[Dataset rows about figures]
_ _ _ _ _

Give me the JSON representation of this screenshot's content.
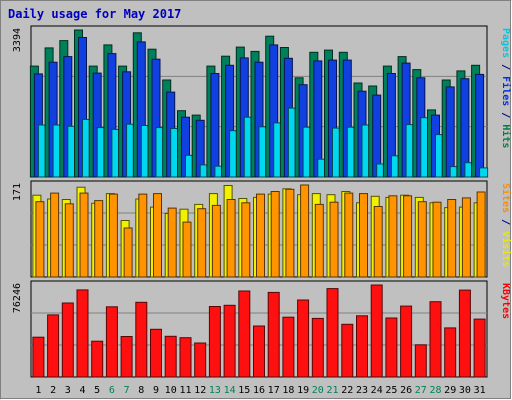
{
  "chart_data": {
    "type": "bar",
    "title": "Daily usage for May 2017",
    "categories": [
      "1",
      "2",
      "3",
      "4",
      "5",
      "6",
      "7",
      "8",
      "9",
      "10",
      "11",
      "12",
      "13",
      "14",
      "15",
      "16",
      "17",
      "18",
      "19",
      "20",
      "21",
      "22",
      "23",
      "24",
      "25",
      "26",
      "27",
      "28",
      "29",
      "30",
      "31"
    ],
    "weekend_days": [
      "6",
      "7",
      "13",
      "14",
      "20",
      "21",
      "27",
      "28"
    ],
    "panels": [
      {
        "id": "top",
        "max_label": "3394",
        "ylim": [
          0,
          3394
        ],
        "right_labels": [
          {
            "text": "Pages",
            "color": "#00c8e0"
          },
          {
            "text": " / ",
            "color": "#000080"
          },
          {
            "text": "Files",
            "color": "#0030e0"
          },
          {
            "text": " / ",
            "color": "#000080"
          },
          {
            "text": "Hits",
            "color": "#008040"
          }
        ],
        "series": [
          {
            "name": "Hits",
            "color": "#00805a",
            "values": [
              2560,
              2980,
              3150,
              3394,
              2560,
              3050,
              2560,
              3330,
              2950,
              2240,
              1530,
              1430,
              2560,
              2790,
              3000,
              2900,
              3250,
              2990,
              2290,
              2880,
              2930,
              2880,
              2170,
              2100,
              2560,
              2780,
              2480,
              1550,
              2240,
              2450,
              2580
            ]
          },
          {
            "name": "Files",
            "color": "#1040e0",
            "values": [
              2380,
              2650,
              2780,
              3220,
              2400,
              2850,
              2430,
              3120,
              2720,
              1960,
              1380,
              1310,
              2390,
              2580,
              2750,
              2650,
              3050,
              2740,
              2130,
              2680,
              2700,
              2700,
              1980,
              1890,
              2390,
              2630,
              2290,
              1430,
              2080,
              2270,
              2370
            ]
          },
          {
            "name": "Pages",
            "color": "#00d8f0",
            "values": [
              1200,
              1200,
              1170,
              1330,
              1140,
              1100,
              1220,
              1190,
              1140,
              1120,
              500,
              280,
              250,
              1070,
              1380,
              1160,
              1250,
              1590,
              1150,
              410,
              1130,
              1150,
              1200,
              300,
              490,
              1210,
              1370,
              980,
              240,
              330,
              210
            ]
          }
        ]
      },
      {
        "id": "middle",
        "max_label": "171",
        "ylim": [
          0,
          171
        ],
        "right_labels": [
          {
            "text": "Sites",
            "color": "#ff8c00"
          },
          {
            "text": " / ",
            "color": "#000080"
          },
          {
            "text": "Visits",
            "color": "#e8e800"
          }
        ],
        "series": [
          {
            "name": "Visits",
            "color": "#f0f000",
            "values": [
              152,
              145,
              144,
              167,
              137,
              155,
              105,
              145,
              130,
              118,
              126,
              135,
              155,
              170,
              146,
              148,
              154,
              164,
              153,
              155,
              153,
              159,
              138,
              150,
              148,
              152,
              148,
              138,
              129,
              130,
              138
            ]
          },
          {
            "name": "Sites",
            "color": "#ff9400",
            "values": [
              140,
              156,
              136,
              156,
              142,
              154,
              91,
              154,
              155,
              128,
              102,
              127,
              133,
              144,
              138,
              154,
              159,
              163,
              171,
              135,
              139,
              156,
              155,
              131,
              151,
              151,
              140,
              139,
              144,
              147,
              158
            ]
          }
        ]
      },
      {
        "id": "bottom",
        "max_label": "76246",
        "ylim": [
          0,
          76246
        ],
        "right_labels": [
          {
            "text": "KBytes",
            "color": "#ff0000"
          }
        ],
        "series": [
          {
            "name": "KBytes",
            "color": "#ff1010",
            "values": [
              33000,
              51500,
              61300,
              72200,
              29700,
              58200,
              33600,
              61900,
              39500,
              33700,
              32600,
              28200,
              58400,
              59400,
              71300,
              42300,
              70100,
              49600,
              63800,
              48600,
              73300,
              43700,
              50700,
              76246,
              48900,
              58800,
              26700,
              62400,
              40700,
              72000,
              48000
            ]
          }
        ]
      }
    ]
  }
}
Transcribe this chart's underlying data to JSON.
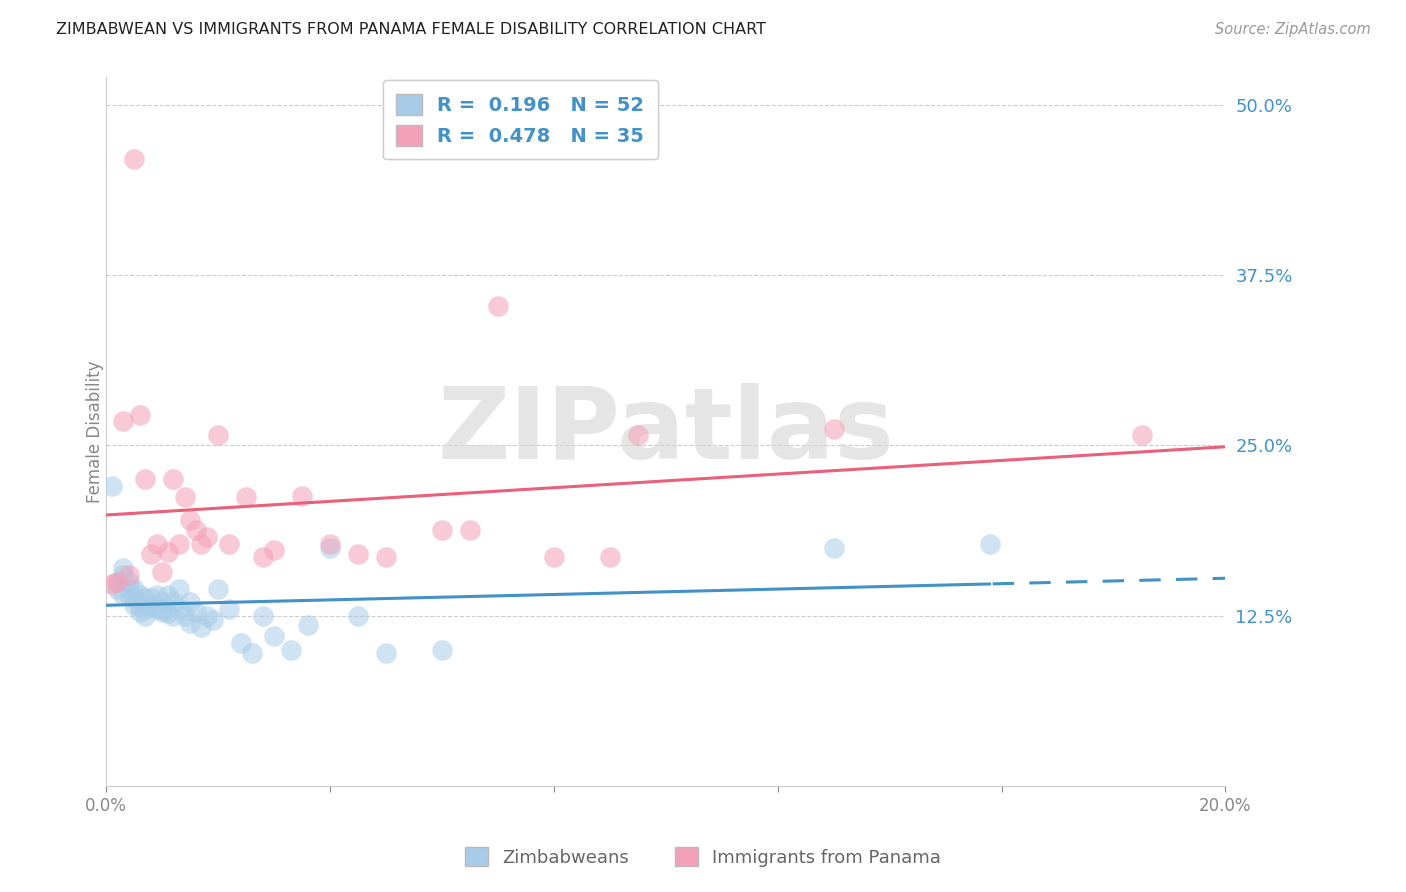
{
  "title": "ZIMBABWEAN VS IMMIGRANTS FROM PANAMA FEMALE DISABILITY CORRELATION CHART",
  "source": "Source: ZipAtlas.com",
  "ylabel": "Female Disability",
  "xlim": [
    0.0,
    0.2
  ],
  "ylim": [
    0.0,
    0.52
  ],
  "yticks": [
    0.125,
    0.25,
    0.375,
    0.5
  ],
  "ytick_labels": [
    "12.5%",
    "25.0%",
    "37.5%",
    "50.0%"
  ],
  "xticks": [
    0.0,
    0.04,
    0.08,
    0.12,
    0.16,
    0.2
  ],
  "xtick_labels_shown": [
    "0.0%",
    "",
    "",
    "",
    "",
    "20.0%"
  ],
  "background_color": "#ffffff",
  "grid_color": "#cccccc",
  "watermark": "ZIPatlas",
  "series": [
    {
      "name": "Zimbabweans",
      "R": 0.196,
      "N": 52,
      "scatter_color": "#a8cce8",
      "line_color": "#4292c6",
      "x": [
        0.001,
        0.002,
        0.002,
        0.003,
        0.003,
        0.003,
        0.004,
        0.004,
        0.004,
        0.005,
        0.005,
        0.005,
        0.006,
        0.006,
        0.006,
        0.007,
        0.007,
        0.007,
        0.008,
        0.008,
        0.009,
        0.009,
        0.01,
        0.01,
        0.01,
        0.011,
        0.011,
        0.012,
        0.012,
        0.013,
        0.013,
        0.014,
        0.015,
        0.015,
        0.016,
        0.017,
        0.018,
        0.019,
        0.02,
        0.022,
        0.024,
        0.026,
        0.028,
        0.03,
        0.033,
        0.036,
        0.04,
        0.045,
        0.05,
        0.06,
        0.13,
        0.158
      ],
      "y": [
        0.22,
        0.15,
        0.145,
        0.16,
        0.155,
        0.14,
        0.15,
        0.14,
        0.145,
        0.138,
        0.145,
        0.133,
        0.14,
        0.132,
        0.128,
        0.138,
        0.13,
        0.125,
        0.132,
        0.138,
        0.13,
        0.14,
        0.135,
        0.128,
        0.13,
        0.14,
        0.127,
        0.135,
        0.125,
        0.145,
        0.13,
        0.125,
        0.135,
        0.12,
        0.128,
        0.117,
        0.125,
        0.122,
        0.145,
        0.13,
        0.105,
        0.098,
        0.125,
        0.11,
        0.1,
        0.118,
        0.175,
        0.125,
        0.098,
        0.1,
        0.175,
        0.178
      ]
    },
    {
      "name": "Immigrants from Panama",
      "R": 0.478,
      "N": 35,
      "scatter_color": "#f4a0b8",
      "line_color": "#e8607a",
      "x": [
        0.001,
        0.002,
        0.003,
        0.004,
        0.005,
        0.006,
        0.007,
        0.008,
        0.009,
        0.01,
        0.011,
        0.012,
        0.013,
        0.014,
        0.015,
        0.016,
        0.017,
        0.018,
        0.02,
        0.022,
        0.025,
        0.028,
        0.03,
        0.035,
        0.04,
        0.045,
        0.05,
        0.06,
        0.065,
        0.07,
        0.08,
        0.09,
        0.095,
        0.13,
        0.185
      ],
      "y": [
        0.148,
        0.15,
        0.268,
        0.155,
        0.46,
        0.272,
        0.225,
        0.17,
        0.178,
        0.157,
        0.172,
        0.225,
        0.178,
        0.212,
        0.195,
        0.188,
        0.178,
        0.183,
        0.258,
        0.178,
        0.212,
        0.168,
        0.173,
        0.213,
        0.178,
        0.17,
        0.168,
        0.188,
        0.188,
        0.352,
        0.168,
        0.168,
        0.258,
        0.262,
        0.258
      ]
    }
  ]
}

_ _ _ _ _

Transcribe the records above exactly as they appear, leaving out any pictures.

### [Full answer]
Give me the JSON representation of this screenshot's content.
{
  "chart_data": {
    "type": "bar",
    "title": "Daily usage for May 2017",
    "categories": [
      "1",
      "2",
      "3",
      "4",
      "5",
      "6",
      "7",
      "8",
      "9",
      "10",
      "11",
      "12",
      "13",
      "14",
      "15",
      "16",
      "17",
      "18",
      "19",
      "20",
      "21",
      "22",
      "23",
      "24",
      "25",
      "26",
      "27",
      "28",
      "29",
      "30",
      "31"
    ],
    "weekend_days": [
      "6",
      "7",
      "13",
      "14",
      "20",
      "21",
      "27",
      "28"
    ],
    "panels": [
      {
        "id": "top",
        "max_label": "3394",
        "ylim": [
          0,
          3394
        ],
        "right_labels": [
          {
            "text": "Pages",
            "color": "#00c8e0"
          },
          {
            "text": " / ",
            "color": "#000080"
          },
          {
            "text": "Files",
            "color": "#0030e0"
          },
          {
            "text": " / ",
            "color": "#000080"
          },
          {
            "text": "Hits",
            "color": "#008040"
          }
        ],
        "series": [
          {
            "name": "Hits",
            "color": "#00805a",
            "values": [
              2560,
              2980,
              3150,
              3394,
              2560,
              3050,
              2560,
              3330,
              2950,
              2240,
              1530,
              1430,
              2560,
              2790,
              3000,
              2900,
              3250,
              2990,
              2290,
              2880,
              2930,
              2880,
              2170,
              2100,
              2560,
              2780,
              2480,
              1550,
              2240,
              2450,
              2580
            ]
          },
          {
            "name": "Files",
            "color": "#1040e0",
            "values": [
              2380,
              2650,
              2780,
              3220,
              2400,
              2850,
              2430,
              3120,
              2720,
              1960,
              1380,
              1310,
              2390,
              2580,
              2750,
              2650,
              3050,
              2740,
              2130,
              2680,
              2700,
              2700,
              1980,
              1890,
              2390,
              2630,
              2290,
              1430,
              2080,
              2270,
              2370
            ]
          },
          {
            "name": "Pages",
            "color": "#00d8f0",
            "values": [
              1200,
              1200,
              1170,
              1330,
              1140,
              1100,
              1220,
              1190,
              1140,
              1120,
              500,
              280,
              250,
              1070,
              1380,
              1160,
              1250,
              1590,
              1150,
              410,
              1130,
              1150,
              1200,
              300,
              490,
              1210,
              1370,
              980,
              240,
              330,
              210
            ]
          }
        ]
      },
      {
        "id": "middle",
        "max_label": "171",
        "ylim": [
          0,
          171
        ],
        "right_labels": [
          {
            "text": "Sites",
            "color": "#ff8c00"
          },
          {
            "text": " / ",
            "color": "#000080"
          },
          {
            "text": "Visits",
            "color": "#e8e800"
          }
        ],
        "series": [
          {
            "name": "Visits",
            "color": "#f0f000",
            "values": [
              152,
              145,
              144,
              167,
              137,
              155,
              105,
              145,
              130,
              118,
              126,
              135,
              155,
              170,
              146,
              148,
              154,
              164,
              153,
              155,
              153,
              159,
              138,
              150,
              148,
              152,
              148,
              138,
              129,
              130,
              138
            ]
          },
          {
            "name": "Sites",
            "color": "#ff9400",
            "values": [
              140,
              156,
              136,
              156,
              142,
              154,
              91,
              154,
              155,
              128,
              102,
              127,
              133,
              144,
              138,
              154,
              159,
              163,
              171,
              135,
              139,
              156,
              155,
              131,
              151,
              151,
              140,
              139,
              144,
              147,
              158
            ]
          }
        ]
      },
      {
        "id": "bottom",
        "max_label": "76246",
        "ylim": [
          0,
          76246
        ],
        "right_labels": [
          {
            "text": "KBytes",
            "color": "#ff0000"
          }
        ],
        "series": [
          {
            "name": "KBytes",
            "color": "#ff1010",
            "values": [
              33000,
              51500,
              61300,
              72200,
              29700,
              58200,
              33600,
              61900,
              39500,
              33700,
              32600,
              28200,
              58400,
              59400,
              71300,
              42300,
              70100,
              49600,
              63800,
              48600,
              73300,
              43700,
              50700,
              76246,
              48900,
              58800,
              26700,
              62400,
              40700,
              72000,
              48000
            ]
          }
        ]
      }
    ]
  }
}
Transcribe this chart's underlying data to JSON.
{
  "title": "ZIMBABWEAN VS IMMIGRANTS FROM PANAMA FEMALE DISABILITY CORRELATION CHART",
  "source": "Source: ZipAtlas.com",
  "ylabel": "Female Disability",
  "xlim": [
    0.0,
    0.2
  ],
  "ylim": [
    0.0,
    0.52
  ],
  "yticks": [
    0.125,
    0.25,
    0.375,
    0.5
  ],
  "ytick_labels": [
    "12.5%",
    "25.0%",
    "37.5%",
    "50.0%"
  ],
  "xticks": [
    0.0,
    0.04,
    0.08,
    0.12,
    0.16,
    0.2
  ],
  "xtick_labels_shown": [
    "0.0%",
    "",
    "",
    "",
    "",
    "20.0%"
  ],
  "background_color": "#ffffff",
  "grid_color": "#cccccc",
  "watermark": "ZIPatlas",
  "series": [
    {
      "name": "Zimbabweans",
      "R": 0.196,
      "N": 52,
      "scatter_color": "#a8cce8",
      "line_color": "#4292c6",
      "x": [
        0.001,
        0.002,
        0.002,
        0.003,
        0.003,
        0.003,
        0.004,
        0.004,
        0.004,
        0.005,
        0.005,
        0.005,
        0.006,
        0.006,
        0.006,
        0.007,
        0.007,
        0.007,
        0.008,
        0.008,
        0.009,
        0.009,
        0.01,
        0.01,
        0.01,
        0.011,
        0.011,
        0.012,
        0.012,
        0.013,
        0.013,
        0.014,
        0.015,
        0.015,
        0.016,
        0.017,
        0.018,
        0.019,
        0.02,
        0.022,
        0.024,
        0.026,
        0.028,
        0.03,
        0.033,
        0.036,
        0.04,
        0.045,
        0.05,
        0.06,
        0.13,
        0.158
      ],
      "y": [
        0.22,
        0.15,
        0.145,
        0.16,
        0.155,
        0.14,
        0.15,
        0.14,
        0.145,
        0.138,
        0.145,
        0.133,
        0.14,
        0.132,
        0.128,
        0.138,
        0.13,
        0.125,
        0.132,
        0.138,
        0.13,
        0.14,
        0.135,
        0.128,
        0.13,
        0.14,
        0.127,
        0.135,
        0.125,
        0.145,
        0.13,
        0.125,
        0.135,
        0.12,
        0.128,
        0.117,
        0.125,
        0.122,
        0.145,
        0.13,
        0.105,
        0.098,
        0.125,
        0.11,
        0.1,
        0.118,
        0.175,
        0.125,
        0.098,
        0.1,
        0.175,
        0.178
      ]
    },
    {
      "name": "Immigrants from Panama",
      "R": 0.478,
      "N": 35,
      "scatter_color": "#f4a0b8",
      "line_color": "#e8607a",
      "x": [
        0.001,
        0.002,
        0.003,
        0.004,
        0.005,
        0.006,
        0.007,
        0.008,
        0.009,
        0.01,
        0.011,
        0.012,
        0.013,
        0.014,
        0.015,
        0.016,
        0.017,
        0.018,
        0.02,
        0.022,
        0.025,
        0.028,
        0.03,
        0.035,
        0.04,
        0.045,
        0.05,
        0.06,
        0.065,
        0.07,
        0.08,
        0.09,
        0.095,
        0.13,
        0.185
      ],
      "y": [
        0.148,
        0.15,
        0.268,
        0.155,
        0.46,
        0.272,
        0.225,
        0.17,
        0.178,
        0.157,
        0.172,
        0.225,
        0.178,
        0.212,
        0.195,
        0.188,
        0.178,
        0.183,
        0.258,
        0.178,
        0.212,
        0.168,
        0.173,
        0.213,
        0.178,
        0.17,
        0.168,
        0.188,
        0.188,
        0.352,
        0.168,
        0.168,
        0.258,
        0.262,
        0.258
      ]
    }
  ]
}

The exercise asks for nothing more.